From the entries provided below, copy each line that contains the word "gaps".

== RECORDS FOR THE EXERCISE ==

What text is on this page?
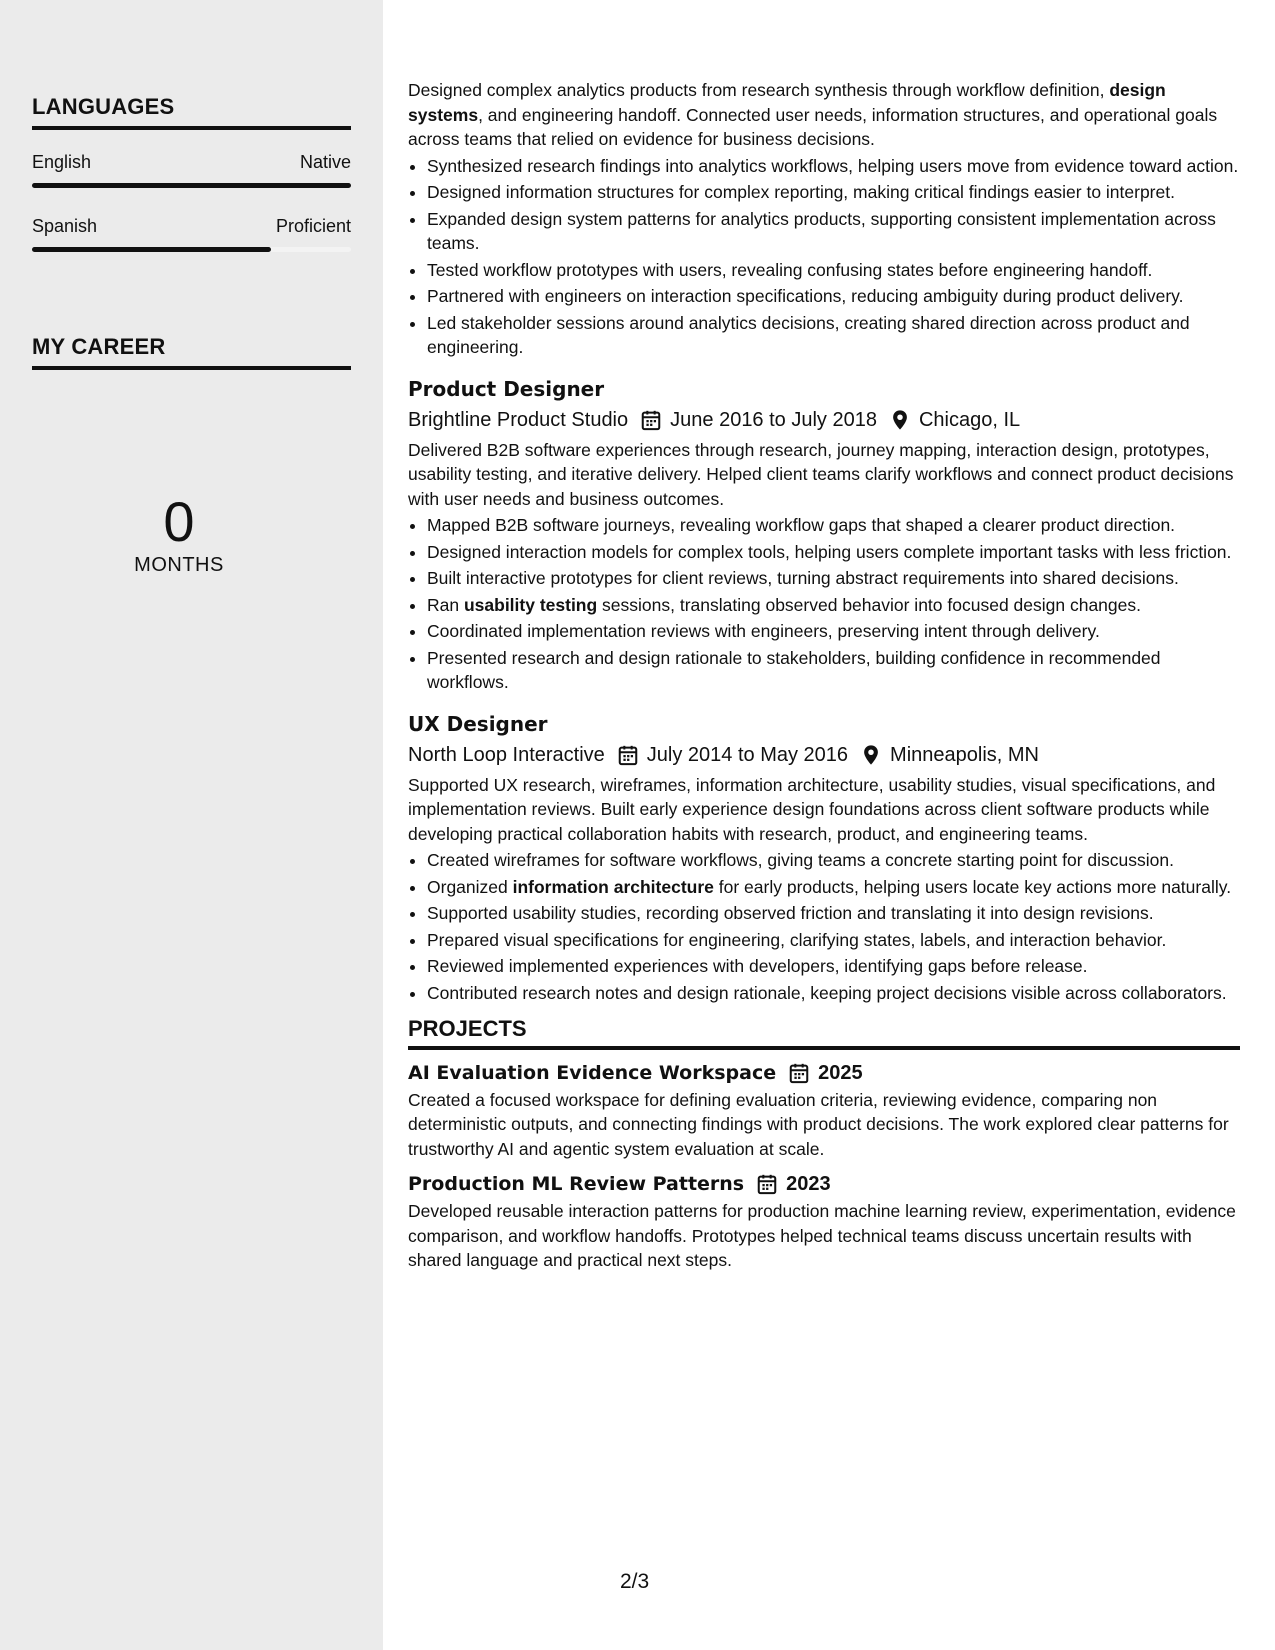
LANGUAGES
English	Native
Spanish	Proficient
MY CAREER
0
MONTHS

Designed complex analytics products from research synthesis through workflow definition, design systems, and engineering handoff. Connected user needs, information structures, and operational goals across teams that relied on evidence for business decisions.

• Synthesized research findings into analytics workflows, helping users move from evidence toward action.
• Designed information structures for complex reporting, making critical findings easier to interpret.
• Expanded design system patterns for analytics products, supporting consistent implementation across teams.
• Tested workflow prototypes with users, revealing confusing states before engineering handoff.
• Partnered with engineers on interaction specifications, reducing ambiguity during product delivery.
• Led stakeholder sessions around analytics decisions, creating shared direction across product and engineering.
Product Designer
Brightline Product Studio June 2016 to July 2018 Chicago, IL

Delivered B2B software experiences through research, journey mapping, interaction design, prototypes, usability testing, and iterative delivery. Helped client teams clarify workflows and connect product decisions with user needs and business outcomes.

• Mapped B2B software journeys, revealing workflow gaps that shaped a clearer product direction.
• Designed interaction models for complex tools, helping users complete important tasks with less friction.
• Built interactive prototypes for client reviews, turning abstract requirements into shared decisions.
• Ran usability testing sessions, translating observed behavior into focused design changes.
• Coordinated implementation reviews with engineers, preserving intent through delivery.
• Presented research and design rationale to stakeholders, building confidence in recommended workflows.
UX Designer
North Loop Interactive July 2014 to May 2016 Minneapolis, MN

Supported UX research, wireframes, information architecture, usability studies, visual specifications, and implementation reviews. Built early experience design foundations across client software products while developing practical collaboration habits with research, product, and engineering teams.

• Created wireframes for software workflows, giving teams a concrete starting point for discussion.
• Organized information architecture for early products, helping users locate key actions more naturally.
• Supported usability studies, recording observed friction and translating it into design revisions.
• Prepared visual specifications for engineering, clarifying states, labels, and interaction behavior.
• Reviewed implemented experiences with developers, identifying gaps before release.
• Contributed research notes and design rationale, keeping project decisions visible across collaborators.
PROJECTS
AI Evaluation Evidence Workspace 2025

Created a focused workspace for defining evaluation criteria, reviewing evidence, comparing non deterministic outputs, and connecting findings with product decisions. The work explored clear patterns for trustworthy AI and agentic system evaluation at scale.

Production ML Review Patterns 2023

Developed reusable interaction patterns for production machine learning review, experimentation, evidence comparison, and workflow handoffs. Prototypes helped technical teams discuss uncertain results with shared language and practical next steps.

2/3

===

§ **WRITTEN ANSWER**:
• Mapped B2B software journeys, revealing workflow gaps that shaped a clearer product direction.
• Reviewed implemented experiences with developers, identifying gaps before release.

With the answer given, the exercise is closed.